## start Records for this exercise

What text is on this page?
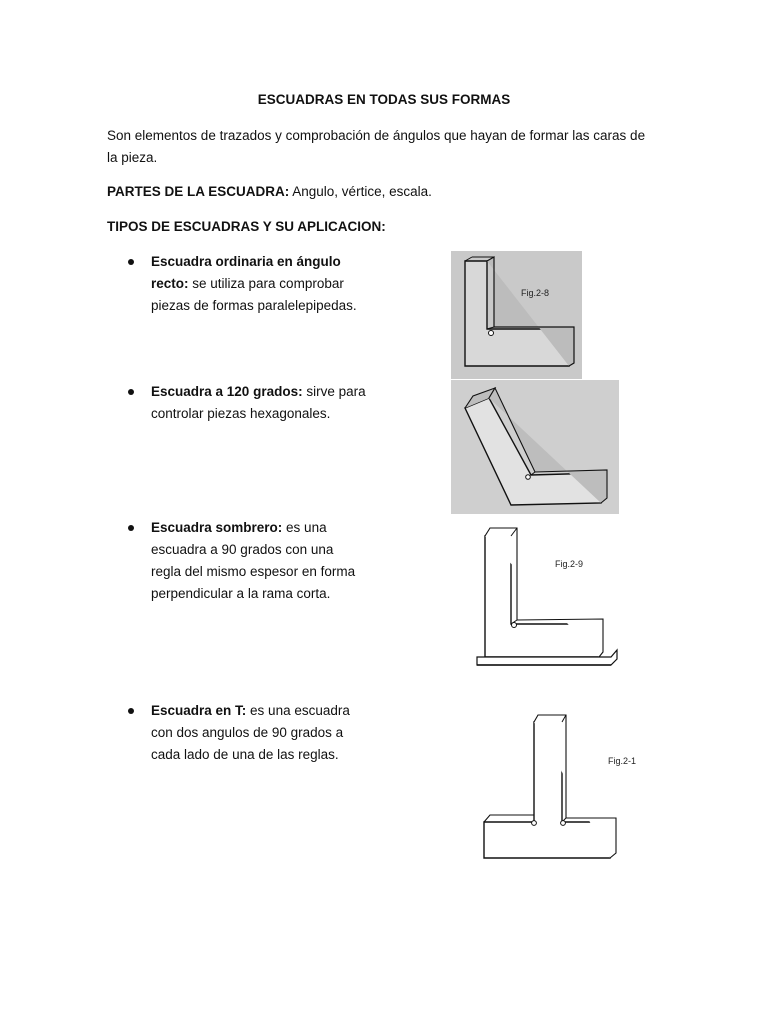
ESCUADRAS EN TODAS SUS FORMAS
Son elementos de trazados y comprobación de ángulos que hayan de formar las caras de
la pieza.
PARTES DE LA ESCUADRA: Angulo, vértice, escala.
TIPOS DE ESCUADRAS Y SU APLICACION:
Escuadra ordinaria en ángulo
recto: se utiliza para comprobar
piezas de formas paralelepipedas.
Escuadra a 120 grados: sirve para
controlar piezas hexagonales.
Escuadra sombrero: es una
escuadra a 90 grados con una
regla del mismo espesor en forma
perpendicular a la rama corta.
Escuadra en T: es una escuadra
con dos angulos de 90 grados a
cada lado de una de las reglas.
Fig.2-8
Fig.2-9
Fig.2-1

## end Records for this exercise
## start Records for this exercise

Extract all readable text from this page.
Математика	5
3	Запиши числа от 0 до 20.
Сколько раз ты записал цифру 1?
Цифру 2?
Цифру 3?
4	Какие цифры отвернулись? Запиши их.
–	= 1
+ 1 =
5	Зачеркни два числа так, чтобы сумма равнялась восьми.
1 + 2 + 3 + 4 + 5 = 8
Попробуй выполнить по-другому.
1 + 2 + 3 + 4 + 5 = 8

## end Records for this exercise
## start Records for this exercise

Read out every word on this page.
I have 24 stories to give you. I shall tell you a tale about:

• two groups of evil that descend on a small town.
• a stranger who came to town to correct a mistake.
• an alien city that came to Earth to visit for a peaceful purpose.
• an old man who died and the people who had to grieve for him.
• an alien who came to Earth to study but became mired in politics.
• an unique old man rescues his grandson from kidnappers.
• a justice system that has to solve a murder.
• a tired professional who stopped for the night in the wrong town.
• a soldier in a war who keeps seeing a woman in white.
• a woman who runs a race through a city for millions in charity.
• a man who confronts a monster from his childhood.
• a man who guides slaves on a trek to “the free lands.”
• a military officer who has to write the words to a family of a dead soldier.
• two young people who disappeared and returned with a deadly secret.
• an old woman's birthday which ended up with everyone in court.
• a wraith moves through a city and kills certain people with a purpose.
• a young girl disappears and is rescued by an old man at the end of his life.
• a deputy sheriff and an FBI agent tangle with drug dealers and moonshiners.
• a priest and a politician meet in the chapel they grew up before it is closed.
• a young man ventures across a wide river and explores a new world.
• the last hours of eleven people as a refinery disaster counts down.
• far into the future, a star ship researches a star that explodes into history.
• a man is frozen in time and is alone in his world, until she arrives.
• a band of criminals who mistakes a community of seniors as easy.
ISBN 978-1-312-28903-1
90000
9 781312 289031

## end Records for this exercise

From the listing above, copy out each line where the word "through" appears.

• a woman who runs a race through a city for millions in charity.
• a wraith moves through a city and kills certain people with a purpose.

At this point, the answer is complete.